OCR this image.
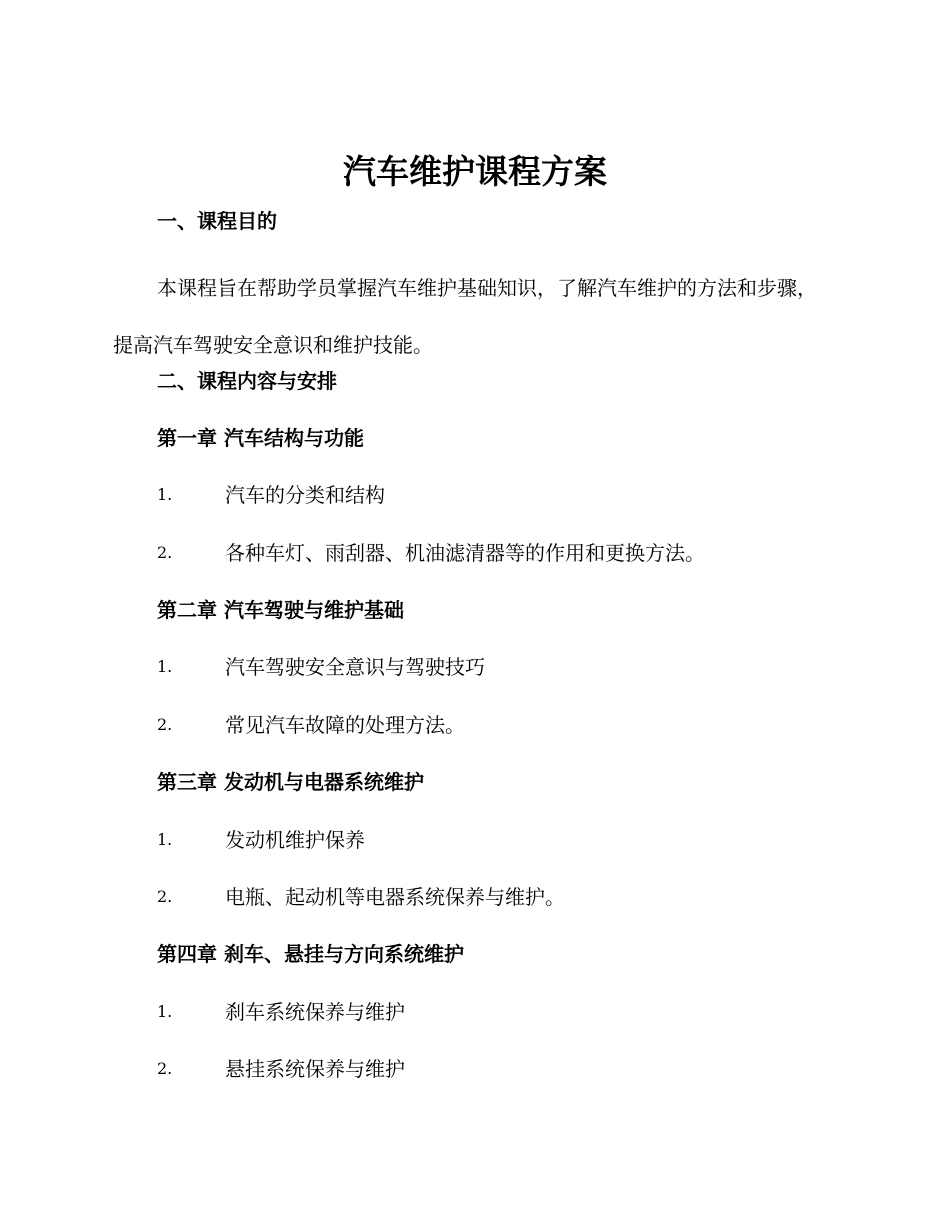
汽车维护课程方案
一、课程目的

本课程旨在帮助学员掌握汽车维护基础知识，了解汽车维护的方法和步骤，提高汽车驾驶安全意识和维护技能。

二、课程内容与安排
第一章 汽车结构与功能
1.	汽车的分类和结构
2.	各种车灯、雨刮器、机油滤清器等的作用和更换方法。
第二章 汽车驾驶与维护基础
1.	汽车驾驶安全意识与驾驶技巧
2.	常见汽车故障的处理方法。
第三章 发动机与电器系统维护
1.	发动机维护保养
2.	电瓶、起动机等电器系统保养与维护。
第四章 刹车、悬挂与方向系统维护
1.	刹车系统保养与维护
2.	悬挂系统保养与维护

.....

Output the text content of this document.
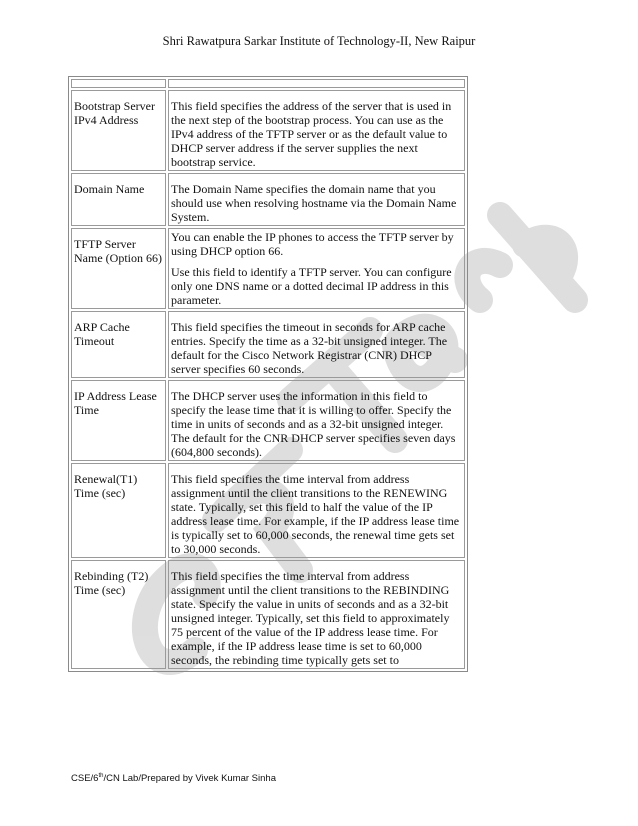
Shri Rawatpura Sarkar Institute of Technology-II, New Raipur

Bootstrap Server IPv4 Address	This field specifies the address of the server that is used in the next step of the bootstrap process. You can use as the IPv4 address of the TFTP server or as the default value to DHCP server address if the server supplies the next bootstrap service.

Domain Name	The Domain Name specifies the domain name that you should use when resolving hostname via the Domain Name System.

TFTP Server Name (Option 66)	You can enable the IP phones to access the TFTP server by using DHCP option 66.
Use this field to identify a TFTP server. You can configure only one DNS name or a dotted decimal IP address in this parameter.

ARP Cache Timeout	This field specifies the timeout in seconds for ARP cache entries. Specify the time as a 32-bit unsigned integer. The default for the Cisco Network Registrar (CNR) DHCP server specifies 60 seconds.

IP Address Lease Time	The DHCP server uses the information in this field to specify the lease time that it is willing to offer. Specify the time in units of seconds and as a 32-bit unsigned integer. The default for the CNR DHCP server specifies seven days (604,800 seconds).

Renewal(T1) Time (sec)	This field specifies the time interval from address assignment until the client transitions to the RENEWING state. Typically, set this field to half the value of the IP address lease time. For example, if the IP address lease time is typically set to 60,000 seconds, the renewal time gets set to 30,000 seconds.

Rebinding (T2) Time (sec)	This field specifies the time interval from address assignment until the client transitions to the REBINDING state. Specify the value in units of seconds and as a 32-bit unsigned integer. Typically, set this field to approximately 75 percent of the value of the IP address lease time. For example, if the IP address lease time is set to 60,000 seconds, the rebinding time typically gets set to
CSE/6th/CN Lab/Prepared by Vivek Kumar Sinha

.....

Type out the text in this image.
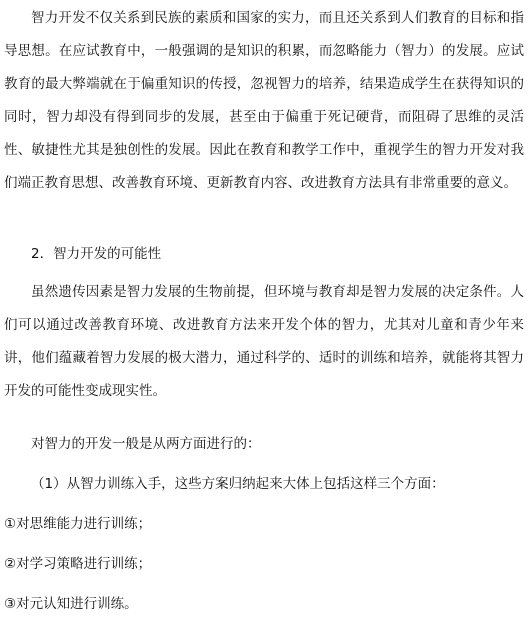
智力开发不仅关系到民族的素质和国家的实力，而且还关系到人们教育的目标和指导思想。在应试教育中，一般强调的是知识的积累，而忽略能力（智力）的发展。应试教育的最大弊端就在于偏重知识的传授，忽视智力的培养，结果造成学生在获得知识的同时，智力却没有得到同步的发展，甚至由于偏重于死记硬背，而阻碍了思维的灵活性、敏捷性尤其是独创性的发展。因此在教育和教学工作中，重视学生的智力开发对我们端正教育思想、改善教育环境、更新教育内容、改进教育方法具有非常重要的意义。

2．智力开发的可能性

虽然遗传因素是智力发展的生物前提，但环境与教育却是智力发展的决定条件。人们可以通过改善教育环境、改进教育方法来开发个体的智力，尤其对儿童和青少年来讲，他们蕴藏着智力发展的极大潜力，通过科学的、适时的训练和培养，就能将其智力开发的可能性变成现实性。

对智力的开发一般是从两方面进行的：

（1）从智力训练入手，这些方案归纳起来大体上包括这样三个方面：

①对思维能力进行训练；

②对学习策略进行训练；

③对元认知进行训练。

.....

Using the listing above, gather each line that holds the string "image" and copy it.

## [The result]
OCR this image.
Type out the text in this image.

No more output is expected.